§ **Directives**
**1.** Using the Black Butterflies article, decide whether each statement agrees with it: (a) the series has six episodes; (b) Olivier Abbou directed the series; (c) Antoine Sanier wrote the music. Answer yes or no for each and quote the words from the article that settle it.
**2.** According to the Black Butterflies article, on what date was the miniseries released?
**3.** List every producer named in the Black Butterflies article.

§ **Excerpted passage**
- Written by: Olivier Abbou Bruno Merle
- Directed by: Olivier Abbou
- Starring: Nicolas Duvauchelle Niels Arestrup
- Music by: Clément Tery
- Country of origin: France
- No. of episodes: 6

Production
- Producers: Olivier Abbou Julien Dewolf Matthieu Elkaïm Myriam Gharbi-de Vasselot Bruno Merle
- Cinematography: Antoine Sanier
- Editors: Emilie Orsini Benjamin Favreul

Original release
- Network: Arte Netflix
- Release: 7 September 2022

= Black Butterflies (miniseries) =

Black Butterflies (Les papillons noirs) is a 2022 French miniseries.

==Plot==
Mody, a writer lacking inspiration, agrees to write the memoirs of Albert, an old man who tells him about his youth. A war orphan, he had formed a friendship which turned into love with Solange, a “Nazi girl” whose mother was a prostitute.

As a teenager, Solange kills a man who tries to rape her, and Albert protects her. What follows is a life of love and death.

§ **Given material**
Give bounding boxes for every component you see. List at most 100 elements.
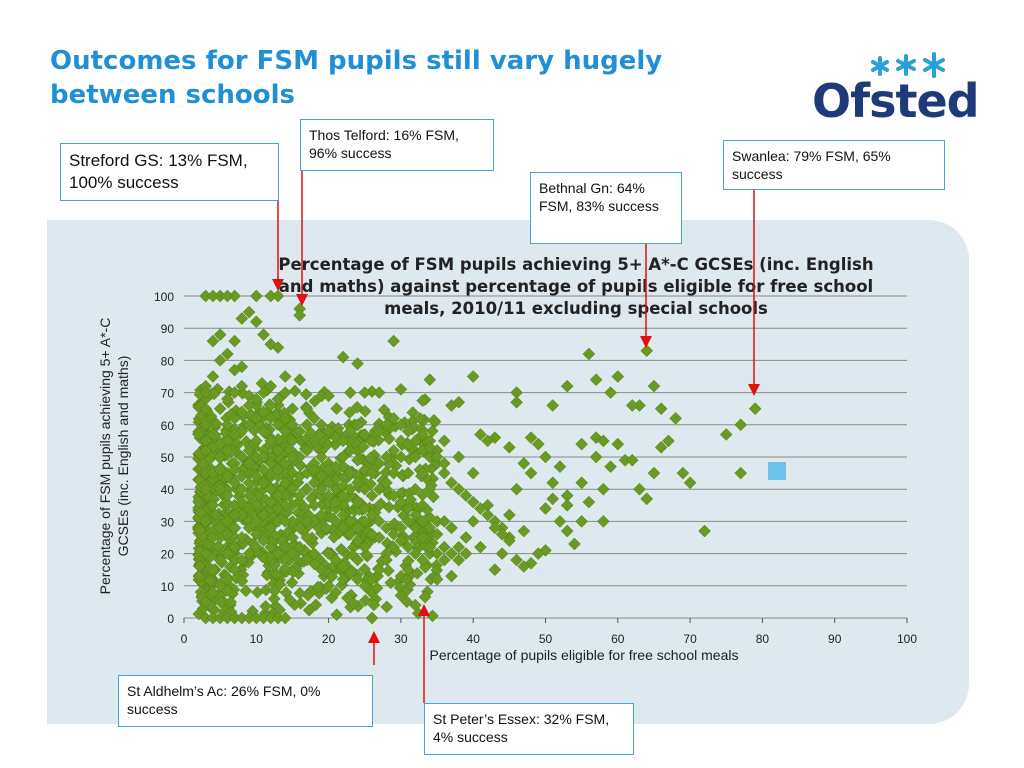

§ **Task responses**
**1.**
(a) Yes: "No. of episodes: 6"
(b) Yes: "Directed by: Olivier Abbou"
(c) No: "Music by: Clément Tery"

**2.** 7 September 2022

**3.** Olivier Abbou, Julien Dewolf, Matthieu Elkaïm, Myriam Gharbi-de Vasselot, Bruno Merle